Aim. Copy the data precisely, character for character, and leave out every picture.
--- begin Dataset entries ---
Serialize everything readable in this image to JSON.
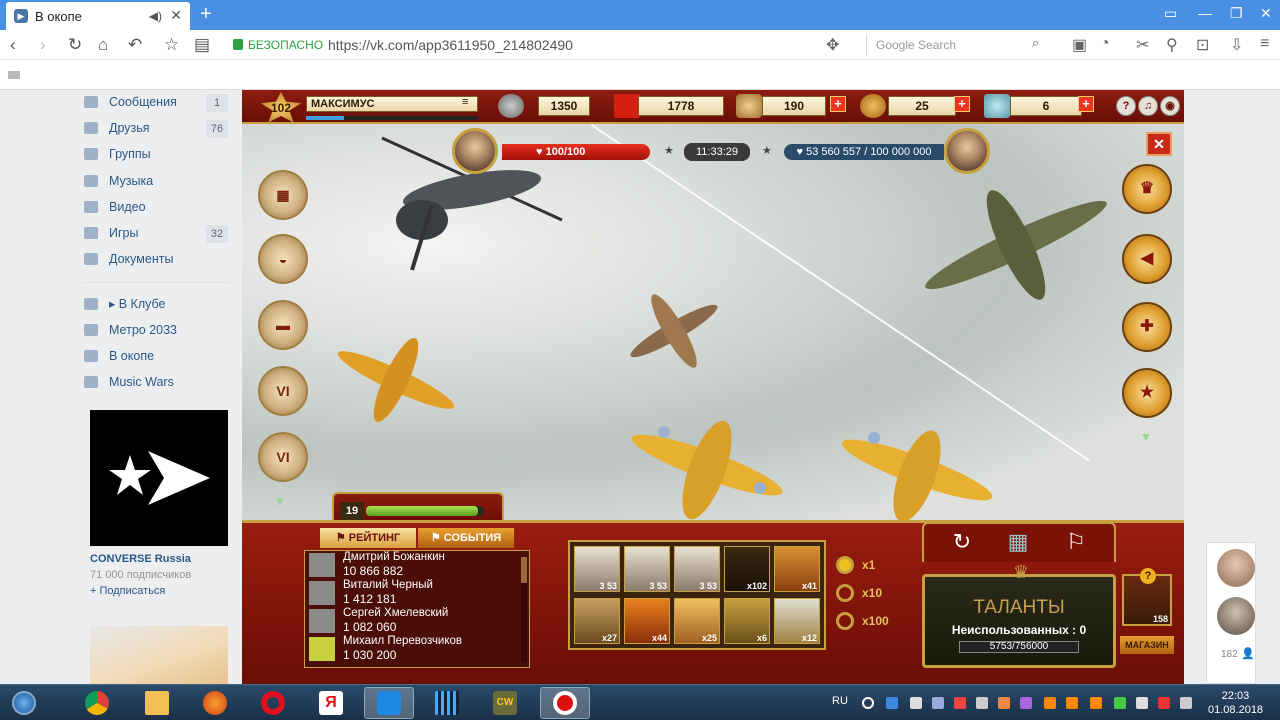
{
  "browser": {
    "tab_title": "В окопе",
    "new_tab": "+",
    "secure_label": "БЕЗОПАСНО",
    "url": "https://vk.com/app3611950_214802490",
    "search_placeholder": "Google Search"
  },
  "sidebar": {
    "items": [
      {
        "label": "Сообщения",
        "count": "1"
      },
      {
        "label": "Друзья",
        "count": "76"
      },
      {
        "label": "Группы",
        "count": ""
      },
      {
        "label": "Музыка",
        "count": ""
      },
      {
        "label": "Видео",
        "count": ""
      },
      {
        "label": "Игры",
        "count": "32"
      },
      {
        "label": "Документы",
        "count": ""
      }
    ],
    "apps": [
      {
        "label": "▸ В Клубе"
      },
      {
        "label": "Метро 2033"
      },
      {
        "label": "В окопе"
      },
      {
        "label": "Music Wars"
      }
    ],
    "group": {
      "name": "CONVERSE Russia",
      "followers": "71 000 подписчиков",
      "subscribe": "+ Подписаться"
    }
  },
  "game": {
    "player": {
      "level": "102",
      "name": "МАКСИМУС",
      "xp_fraction": 0.22
    },
    "resources": [
      {
        "name": "power",
        "value": "1350"
      },
      {
        "name": "flags",
        "value": "1778"
      },
      {
        "name": "ammo",
        "value": "190"
      },
      {
        "name": "coins",
        "value": "25"
      },
      {
        "name": "tickets",
        "value": "6"
      }
    ],
    "system_icons": [
      "?",
      "♫",
      "◉"
    ],
    "player_hp": "100/100",
    "timer": "11:33:29",
    "boss_hp": "53 560 557 / 100 000 000",
    "close": "✕",
    "left_medals": [
      "calendar",
      "chest",
      "tank",
      "VI",
      "VI"
    ],
    "player_level_bar": {
      "level": "19",
      "fraction": 0.95
    },
    "tabs": {
      "rating": "РЕЙТИНГ",
      "events": "СОБЫТИЯ"
    },
    "leaderboard": [
      {
        "name": "Дмитрий Божанкин",
        "score": "10 866 882"
      },
      {
        "name": "Виталий Черный",
        "score": "1 412 181"
      },
      {
        "name": "Сергей Хмелевский",
        "score": "1 082 060"
      },
      {
        "name": "Михаил Перевозчиков",
        "score": "1 030 200"
      }
    ],
    "slots": [
      {
        "label": "3 53"
      },
      {
        "label": "3 53"
      },
      {
        "label": "3 53"
      },
      {
        "label": "x102"
      },
      {
        "label": "x41"
      },
      {
        "label": "x27"
      },
      {
        "label": "x44"
      },
      {
        "label": "x25"
      },
      {
        "label": "x6"
      },
      {
        "label": "x12"
      }
    ],
    "multipliers": [
      "x1",
      "x10",
      "x100"
    ],
    "talents": {
      "title": "ТАЛАНТЫ",
      "unused": "Неиспользованных : 0",
      "progress": "5753/756000"
    },
    "shop": {
      "count": "158",
      "label": "МАГАЗИН",
      "badge": "?"
    }
  },
  "right_panel": {
    "count": "182"
  },
  "taskbar": {
    "lang": "RU",
    "time": "22:03",
    "date": "01.08.2018",
    "start": "⊞",
    "icons": [
      "chrome",
      "explorer",
      "firefox",
      "opera",
      "yandex",
      "manager",
      "grid",
      "cw",
      "recorder"
    ]
  }
}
--- end Dataset entries ---
Answer to the task.
Serialize everything readable in this image to JSON.
{
  "browser": {
    "tab_title": "В окопе",
    "new_tab": "+",
    "secure_label": "БЕЗОПАСНО",
    "url": "https://vk.com/app3611950_214802490",
    "search_placeholder": "Google Search"
  },
  "sidebar": {
    "items": [
      {
        "label": "Сообщения",
        "count": "1"
      },
      {
        "label": "Друзья",
        "count": "76"
      },
      {
        "label": "Группы",
        "count": ""
      },
      {
        "label": "Музыка",
        "count": ""
      },
      {
        "label": "Видео",
        "count": ""
      },
      {
        "label": "Игры",
        "count": "32"
      },
      {
        "label": "Документы",
        "count": ""
      }
    ],
    "apps": [
      {
        "label": "▸ В Клубе"
      },
      {
        "label": "Метро 2033"
      },
      {
        "label": "В окопе"
      },
      {
        "label": "Music Wars"
      }
    ],
    "group": {
      "name": "CONVERSE Russia",
      "followers": "71 000 подписчиков",
      "subscribe": "+ Подписаться"
    }
  },
  "game": {
    "player": {
      "level": "102",
      "name": "МАКСИМУС",
      "xp_fraction": 0.22
    },
    "resources": [
      {
        "name": "power",
        "value": "1350"
      },
      {
        "name": "flags",
        "value": "1778"
      },
      {
        "name": "ammo",
        "value": "190"
      },
      {
        "name": "coins",
        "value": "25"
      },
      {
        "name": "tickets",
        "value": "6"
      }
    ],
    "system_icons": [
      "?",
      "♫",
      "◉"
    ],
    "player_hp": "100/100",
    "timer": "11:33:29",
    "boss_hp": "53 560 557 / 100 000 000",
    "close": "✕",
    "left_medals": [
      "calendar",
      "chest",
      "tank",
      "VI",
      "VI"
    ],
    "player_level_bar": {
      "level": "19",
      "fraction": 0.95
    },
    "tabs": {
      "rating": "РЕЙТИНГ",
      "events": "СОБЫТИЯ"
    },
    "leaderboard": [
      {
        "name": "Дмитрий Божанкин",
        "score": "10 866 882"
      },
      {
        "name": "Виталий Черный",
        "score": "1 412 181"
      },
      {
        "name": "Сергей Хмелевский",
        "score": "1 082 060"
      },
      {
        "name": "Михаил Перевозчиков",
        "score": "1 030 200"
      }
    ],
    "slots": [
      {
        "label": "3 53"
      },
      {
        "label": "3 53"
      },
      {
        "label": "3 53"
      },
      {
        "label": "x102"
      },
      {
        "label": "x41"
      },
      {
        "label": "x27"
      },
      {
        "label": "x44"
      },
      {
        "label": "x25"
      },
      {
        "label": "x6"
      },
      {
        "label": "x12"
      }
    ],
    "multipliers": [
      "x1",
      "x10",
      "x100"
    ],
    "talents": {
      "title": "ТАЛАНТЫ",
      "unused": "Неиспользованных : 0",
      "progress": "5753/756000"
    },
    "shop": {
      "count": "158",
      "label": "МАГАЗИН",
      "badge": "?"
    }
  },
  "right_panel": {
    "count": "182"
  },
  "taskbar": {
    "lang": "RU",
    "time": "22:03",
    "date": "01.08.2018",
    "start": "⊞",
    "icons": [
      "chrome",
      "explorer",
      "firefox",
      "opera",
      "yandex",
      "manager",
      "grid",
      "cw",
      "recorder"
    ]
  }
}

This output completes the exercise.